Problem requirements
Write out each line from the data below that includes the word "arcsec".

##### Records for this exercise

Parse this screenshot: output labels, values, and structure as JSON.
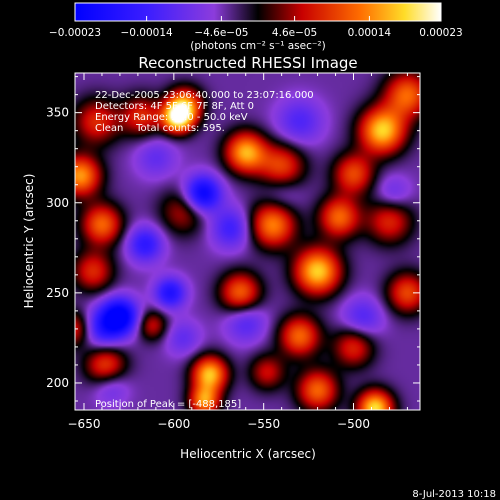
{
  "chart_data": {
    "type": "heatmap",
    "title": "Reconstructed RHESSI Image",
    "xlabel": "Heliocentric X (arcsec)",
    "ylabel": "Heliocentric Y (arcsec)",
    "xlim": [
      -655,
      -463
    ],
    "ylim": [
      185,
      372
    ],
    "x_ticks": [
      -650,
      -600,
      -550,
      -500
    ],
    "y_ticks": [
      200,
      250,
      300,
      350
    ],
    "x_tick_labels": [
      "−650",
      "−600",
      "−550",
      "−500"
    ],
    "y_tick_labels": [
      "200",
      "250",
      "300",
      "350"
    ],
    "colorbar": {
      "min": -0.00023,
      "max": 0.00023,
      "ticks": [
        -0.00023,
        -0.00014,
        -4.6e-05,
        4.6e-05,
        0.00014,
        0.00023
      ],
      "tick_labels": [
        "−0.00023",
        "−0.00014",
        "−4.6e−05",
        "4.6e−05",
        "0.00014",
        "0.00023"
      ],
      "unit_label": "(photons cm⁻² s⁻¹ asec⁻²)"
    },
    "annotations": [
      "22-Dec-2005 23:06:40.000 to 23:07:16.000",
      "Detectors: 4F 5F 6F 7F 8F, Att 0",
      "Energy Range: 25.0 - 50.0 keV",
      "Clean    Total counts: 595."
    ],
    "peak_label": "Position of Peak = [-488,185]",
    "peak": [
      -488,
      185
    ],
    "blobs": [
      {
        "x": -598,
        "y": 347,
        "v": 0.00022,
        "s": 6
      },
      {
        "x": -594,
        "y": 354,
        "v": 0.00018,
        "s": 7
      },
      {
        "x": -618,
        "y": 348,
        "v": 0.00012,
        "s": 8
      },
      {
        "x": -560,
        "y": 328,
        "v": 0.0002,
        "s": 8
      },
      {
        "x": -540,
        "y": 320,
        "v": 0.00014,
        "s": 9
      },
      {
        "x": -484,
        "y": 340,
        "v": 0.00022,
        "s": 9
      },
      {
        "x": -470,
        "y": 360,
        "v": 0.00016,
        "s": 9
      },
      {
        "x": -500,
        "y": 316,
        "v": 0.00014,
        "s": 8
      },
      {
        "x": -652,
        "y": 315,
        "v": 0.00019,
        "s": 8
      },
      {
        "x": -643,
        "y": 345,
        "v": 0.00012,
        "s": 9
      },
      {
        "x": -640,
        "y": 288,
        "v": 0.00016,
        "s": 8
      },
      {
        "x": -645,
        "y": 262,
        "v": 0.00012,
        "s": 8
      },
      {
        "x": -595,
        "y": 295,
        "v": 9e-05,
        "s": 9
      },
      {
        "x": -545,
        "y": 288,
        "v": 0.00018,
        "s": 9
      },
      {
        "x": -520,
        "y": 262,
        "v": 0.00022,
        "s": 9
      },
      {
        "x": -508,
        "y": 292,
        "v": 0.00016,
        "s": 8
      },
      {
        "x": -480,
        "y": 290,
        "v": 0.00012,
        "s": 9
      },
      {
        "x": -563,
        "y": 250,
        "v": 0.00016,
        "s": 8
      },
      {
        "x": -530,
        "y": 226,
        "v": 0.00016,
        "s": 8
      },
      {
        "x": -500,
        "y": 220,
        "v": 0.00012,
        "s": 8
      },
      {
        "x": -470,
        "y": 250,
        "v": 0.00014,
        "s": 8
      },
      {
        "x": -580,
        "y": 205,
        "v": 0.00021,
        "s": 7
      },
      {
        "x": -583,
        "y": 190,
        "v": 0.00018,
        "s": 6
      },
      {
        "x": -520,
        "y": 196,
        "v": 0.00016,
        "s": 8
      },
      {
        "x": -488,
        "y": 186,
        "v": 0.00023,
        "s": 7
      },
      {
        "x": -638,
        "y": 210,
        "v": 0.00014,
        "s": 8
      },
      {
        "x": -655,
        "y": 230,
        "v": 0.00012,
        "s": 7
      },
      {
        "x": -612,
        "y": 232,
        "v": 0.0001,
        "s": 6
      },
      {
        "x": -548,
        "y": 206,
        "v": 0.0001,
        "s": 7
      },
      {
        "x": -630,
        "y": 237,
        "v": -0.00021,
        "s": 7
      },
      {
        "x": -602,
        "y": 250,
        "v": -0.00014,
        "s": 6
      },
      {
        "x": -584,
        "y": 305,
        "v": -0.00019,
        "s": 7
      },
      {
        "x": -616,
        "y": 277,
        "v": -0.00012,
        "s": 7
      },
      {
        "x": -640,
        "y": 230,
        "v": -0.00012,
        "s": 8
      },
      {
        "x": -568,
        "y": 286,
        "v": -0.0001,
        "s": 8
      },
      {
        "x": -560,
        "y": 234,
        "v": -8e-05,
        "s": 8
      },
      {
        "x": -530,
        "y": 345,
        "v": -8e-05,
        "s": 9
      },
      {
        "x": -610,
        "y": 325,
        "v": -6e-05,
        "s": 8
      },
      {
        "x": -495,
        "y": 236,
        "v": -8e-05,
        "s": 8
      },
      {
        "x": -478,
        "y": 305,
        "v": -6e-05,
        "s": 7
      },
      {
        "x": -595,
        "y": 225,
        "v": -6e-05,
        "s": 7
      },
      {
        "x": -540,
        "y": 305,
        "v": -5e-05,
        "s": 8
      },
      {
        "x": -635,
        "y": 198,
        "v": -6e-05,
        "s": 7
      }
    ]
  },
  "footer": {
    "date_stamp": "8-Jul-2013 10:18"
  }
}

##########

Complete response
    "xlabel": "Heliocentric X (arcsec)",
    "ylabel": "Heliocentric Y (arcsec)",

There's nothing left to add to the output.